### AIM OF THE EXERCISE
Extract all lines in the data that contain the word "MEANGBH".

(Chart and figure data)

--

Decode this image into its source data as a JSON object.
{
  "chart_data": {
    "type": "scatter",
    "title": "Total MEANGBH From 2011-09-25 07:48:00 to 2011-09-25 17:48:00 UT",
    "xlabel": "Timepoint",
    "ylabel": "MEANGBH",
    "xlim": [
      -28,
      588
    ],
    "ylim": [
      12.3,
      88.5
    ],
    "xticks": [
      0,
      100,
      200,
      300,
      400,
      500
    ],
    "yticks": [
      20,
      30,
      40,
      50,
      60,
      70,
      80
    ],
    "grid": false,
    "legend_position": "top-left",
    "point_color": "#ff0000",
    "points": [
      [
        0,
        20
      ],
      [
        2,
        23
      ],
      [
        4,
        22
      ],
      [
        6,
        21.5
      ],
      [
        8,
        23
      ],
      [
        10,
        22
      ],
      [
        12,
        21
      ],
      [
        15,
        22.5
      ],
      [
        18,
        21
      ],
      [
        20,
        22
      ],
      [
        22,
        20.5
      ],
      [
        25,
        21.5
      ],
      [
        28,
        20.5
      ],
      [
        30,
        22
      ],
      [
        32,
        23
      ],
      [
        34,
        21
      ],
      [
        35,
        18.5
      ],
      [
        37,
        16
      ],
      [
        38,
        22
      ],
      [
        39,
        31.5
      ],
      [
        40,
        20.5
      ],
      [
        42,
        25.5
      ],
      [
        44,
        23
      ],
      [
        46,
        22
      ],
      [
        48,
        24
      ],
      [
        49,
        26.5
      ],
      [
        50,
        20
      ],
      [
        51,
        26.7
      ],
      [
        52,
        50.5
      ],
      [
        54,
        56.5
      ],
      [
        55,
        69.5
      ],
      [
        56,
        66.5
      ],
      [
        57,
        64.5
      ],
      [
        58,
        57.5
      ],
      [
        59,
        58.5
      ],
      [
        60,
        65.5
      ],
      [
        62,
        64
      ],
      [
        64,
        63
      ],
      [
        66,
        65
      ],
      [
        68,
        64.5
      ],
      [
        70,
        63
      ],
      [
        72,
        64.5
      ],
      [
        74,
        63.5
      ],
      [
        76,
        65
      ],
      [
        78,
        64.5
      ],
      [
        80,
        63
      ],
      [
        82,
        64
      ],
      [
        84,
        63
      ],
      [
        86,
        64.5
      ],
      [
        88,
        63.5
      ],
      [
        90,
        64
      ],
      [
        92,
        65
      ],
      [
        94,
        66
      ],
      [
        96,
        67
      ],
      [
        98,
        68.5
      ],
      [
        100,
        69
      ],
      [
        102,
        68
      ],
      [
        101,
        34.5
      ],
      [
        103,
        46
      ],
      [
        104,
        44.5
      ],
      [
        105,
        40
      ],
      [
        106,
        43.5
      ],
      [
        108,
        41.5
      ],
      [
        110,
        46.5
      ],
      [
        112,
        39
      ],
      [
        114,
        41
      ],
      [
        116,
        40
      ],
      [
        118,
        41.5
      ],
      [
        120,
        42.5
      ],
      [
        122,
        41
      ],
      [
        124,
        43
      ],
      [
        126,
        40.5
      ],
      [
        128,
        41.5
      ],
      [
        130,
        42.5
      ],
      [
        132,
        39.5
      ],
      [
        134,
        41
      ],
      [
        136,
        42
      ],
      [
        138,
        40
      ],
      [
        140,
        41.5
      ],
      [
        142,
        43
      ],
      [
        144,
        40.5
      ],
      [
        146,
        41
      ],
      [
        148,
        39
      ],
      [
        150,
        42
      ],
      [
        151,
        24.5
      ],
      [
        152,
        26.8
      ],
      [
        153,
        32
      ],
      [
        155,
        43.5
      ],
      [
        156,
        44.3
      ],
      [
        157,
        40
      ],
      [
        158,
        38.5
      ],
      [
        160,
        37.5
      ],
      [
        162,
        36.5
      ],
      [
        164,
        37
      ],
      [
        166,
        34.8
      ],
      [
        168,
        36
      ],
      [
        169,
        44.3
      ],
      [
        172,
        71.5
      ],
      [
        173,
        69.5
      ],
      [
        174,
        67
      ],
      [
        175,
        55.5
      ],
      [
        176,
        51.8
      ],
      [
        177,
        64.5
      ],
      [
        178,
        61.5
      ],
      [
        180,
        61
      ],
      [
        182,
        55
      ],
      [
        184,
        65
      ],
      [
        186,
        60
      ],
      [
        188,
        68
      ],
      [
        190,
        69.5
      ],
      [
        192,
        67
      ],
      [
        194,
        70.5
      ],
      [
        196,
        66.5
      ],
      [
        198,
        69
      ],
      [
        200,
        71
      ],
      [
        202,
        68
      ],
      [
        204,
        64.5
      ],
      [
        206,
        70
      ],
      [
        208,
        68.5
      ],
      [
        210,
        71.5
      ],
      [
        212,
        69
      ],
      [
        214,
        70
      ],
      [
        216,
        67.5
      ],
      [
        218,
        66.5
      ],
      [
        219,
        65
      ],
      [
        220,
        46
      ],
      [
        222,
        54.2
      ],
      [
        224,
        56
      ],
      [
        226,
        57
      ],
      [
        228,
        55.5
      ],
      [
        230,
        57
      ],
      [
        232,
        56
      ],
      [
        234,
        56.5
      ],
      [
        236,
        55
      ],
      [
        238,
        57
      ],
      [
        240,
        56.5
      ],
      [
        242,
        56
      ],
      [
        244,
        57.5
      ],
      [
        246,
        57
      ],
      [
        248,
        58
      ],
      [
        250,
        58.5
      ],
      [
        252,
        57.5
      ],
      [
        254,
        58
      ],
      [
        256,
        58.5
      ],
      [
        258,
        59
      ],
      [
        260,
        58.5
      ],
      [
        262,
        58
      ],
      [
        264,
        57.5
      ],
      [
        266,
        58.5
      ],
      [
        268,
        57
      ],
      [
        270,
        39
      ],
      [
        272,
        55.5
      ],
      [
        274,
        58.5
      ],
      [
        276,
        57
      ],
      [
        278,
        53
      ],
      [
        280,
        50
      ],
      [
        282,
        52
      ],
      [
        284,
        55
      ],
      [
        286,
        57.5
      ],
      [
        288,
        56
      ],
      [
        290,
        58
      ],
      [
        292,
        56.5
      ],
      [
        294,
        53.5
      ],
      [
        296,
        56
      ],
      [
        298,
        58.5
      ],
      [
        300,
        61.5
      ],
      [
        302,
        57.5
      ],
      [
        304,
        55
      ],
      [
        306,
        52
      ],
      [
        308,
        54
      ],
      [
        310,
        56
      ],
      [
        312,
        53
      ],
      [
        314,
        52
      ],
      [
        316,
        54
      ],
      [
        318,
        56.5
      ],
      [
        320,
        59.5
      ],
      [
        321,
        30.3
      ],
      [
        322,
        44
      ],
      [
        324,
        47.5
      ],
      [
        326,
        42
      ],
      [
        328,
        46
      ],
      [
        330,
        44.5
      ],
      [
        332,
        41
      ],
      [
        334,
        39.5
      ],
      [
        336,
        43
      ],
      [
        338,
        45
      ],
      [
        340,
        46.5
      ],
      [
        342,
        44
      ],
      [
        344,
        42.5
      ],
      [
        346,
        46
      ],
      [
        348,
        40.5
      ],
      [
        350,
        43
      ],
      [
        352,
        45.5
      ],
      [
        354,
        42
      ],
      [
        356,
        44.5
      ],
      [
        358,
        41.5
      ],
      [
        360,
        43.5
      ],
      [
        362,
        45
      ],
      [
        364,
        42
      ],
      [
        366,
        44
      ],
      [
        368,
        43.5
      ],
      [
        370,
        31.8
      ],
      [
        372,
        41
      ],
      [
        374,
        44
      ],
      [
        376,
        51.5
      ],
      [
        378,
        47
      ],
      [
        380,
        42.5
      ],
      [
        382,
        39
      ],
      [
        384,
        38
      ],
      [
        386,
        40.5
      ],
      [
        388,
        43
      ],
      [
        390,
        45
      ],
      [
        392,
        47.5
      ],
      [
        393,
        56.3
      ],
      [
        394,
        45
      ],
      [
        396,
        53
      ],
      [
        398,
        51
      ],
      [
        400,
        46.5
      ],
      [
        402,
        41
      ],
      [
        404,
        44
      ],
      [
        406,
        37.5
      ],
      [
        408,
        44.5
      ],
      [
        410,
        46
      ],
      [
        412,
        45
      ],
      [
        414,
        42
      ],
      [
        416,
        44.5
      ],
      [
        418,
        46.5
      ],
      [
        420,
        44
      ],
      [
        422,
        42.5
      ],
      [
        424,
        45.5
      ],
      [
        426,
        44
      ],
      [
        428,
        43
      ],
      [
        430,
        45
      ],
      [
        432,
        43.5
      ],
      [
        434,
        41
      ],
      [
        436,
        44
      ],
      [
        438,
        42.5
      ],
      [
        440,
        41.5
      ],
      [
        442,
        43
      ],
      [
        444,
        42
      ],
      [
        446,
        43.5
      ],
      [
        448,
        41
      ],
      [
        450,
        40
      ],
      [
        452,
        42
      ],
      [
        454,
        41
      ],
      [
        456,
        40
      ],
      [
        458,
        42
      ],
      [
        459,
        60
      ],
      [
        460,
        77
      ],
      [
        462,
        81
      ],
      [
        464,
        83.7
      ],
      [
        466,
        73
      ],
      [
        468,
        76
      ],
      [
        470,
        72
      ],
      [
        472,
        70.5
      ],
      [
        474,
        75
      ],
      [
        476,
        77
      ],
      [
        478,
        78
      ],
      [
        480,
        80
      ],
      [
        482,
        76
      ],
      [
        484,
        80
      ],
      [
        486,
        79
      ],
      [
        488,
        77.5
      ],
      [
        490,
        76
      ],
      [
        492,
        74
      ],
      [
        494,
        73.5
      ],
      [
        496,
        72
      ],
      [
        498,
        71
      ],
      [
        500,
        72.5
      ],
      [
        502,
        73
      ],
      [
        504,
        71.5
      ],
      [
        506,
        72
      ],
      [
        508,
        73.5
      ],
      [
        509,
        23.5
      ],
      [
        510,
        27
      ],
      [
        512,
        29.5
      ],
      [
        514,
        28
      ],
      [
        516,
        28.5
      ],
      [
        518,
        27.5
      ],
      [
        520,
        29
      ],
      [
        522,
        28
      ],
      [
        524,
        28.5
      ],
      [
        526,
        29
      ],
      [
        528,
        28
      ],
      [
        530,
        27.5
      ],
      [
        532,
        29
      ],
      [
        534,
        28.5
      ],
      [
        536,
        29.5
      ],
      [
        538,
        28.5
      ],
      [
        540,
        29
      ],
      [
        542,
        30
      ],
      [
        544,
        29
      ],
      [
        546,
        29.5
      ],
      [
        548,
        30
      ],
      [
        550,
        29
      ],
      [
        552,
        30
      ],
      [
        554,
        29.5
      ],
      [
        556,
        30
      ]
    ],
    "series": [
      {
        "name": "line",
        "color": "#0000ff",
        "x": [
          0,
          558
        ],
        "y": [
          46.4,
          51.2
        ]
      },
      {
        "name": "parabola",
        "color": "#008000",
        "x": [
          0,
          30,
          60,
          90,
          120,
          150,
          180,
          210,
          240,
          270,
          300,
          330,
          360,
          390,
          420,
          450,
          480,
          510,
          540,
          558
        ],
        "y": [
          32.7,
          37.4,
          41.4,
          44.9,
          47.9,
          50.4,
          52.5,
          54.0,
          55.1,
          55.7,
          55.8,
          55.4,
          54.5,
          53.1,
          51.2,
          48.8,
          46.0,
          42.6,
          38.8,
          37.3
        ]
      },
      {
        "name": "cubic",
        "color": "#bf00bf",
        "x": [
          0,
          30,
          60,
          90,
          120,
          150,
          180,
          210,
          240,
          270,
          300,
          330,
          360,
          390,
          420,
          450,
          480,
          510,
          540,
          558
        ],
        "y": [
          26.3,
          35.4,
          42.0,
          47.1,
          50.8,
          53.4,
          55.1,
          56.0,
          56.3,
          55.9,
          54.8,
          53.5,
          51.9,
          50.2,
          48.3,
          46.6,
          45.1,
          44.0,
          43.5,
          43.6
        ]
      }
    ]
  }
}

--

### RESPONSE
    "title": "Total MEANGBH From 2011-09-25 07:48:00 to 2011-09-25 17:48:00 UT",
    "ylabel": "MEANGBH",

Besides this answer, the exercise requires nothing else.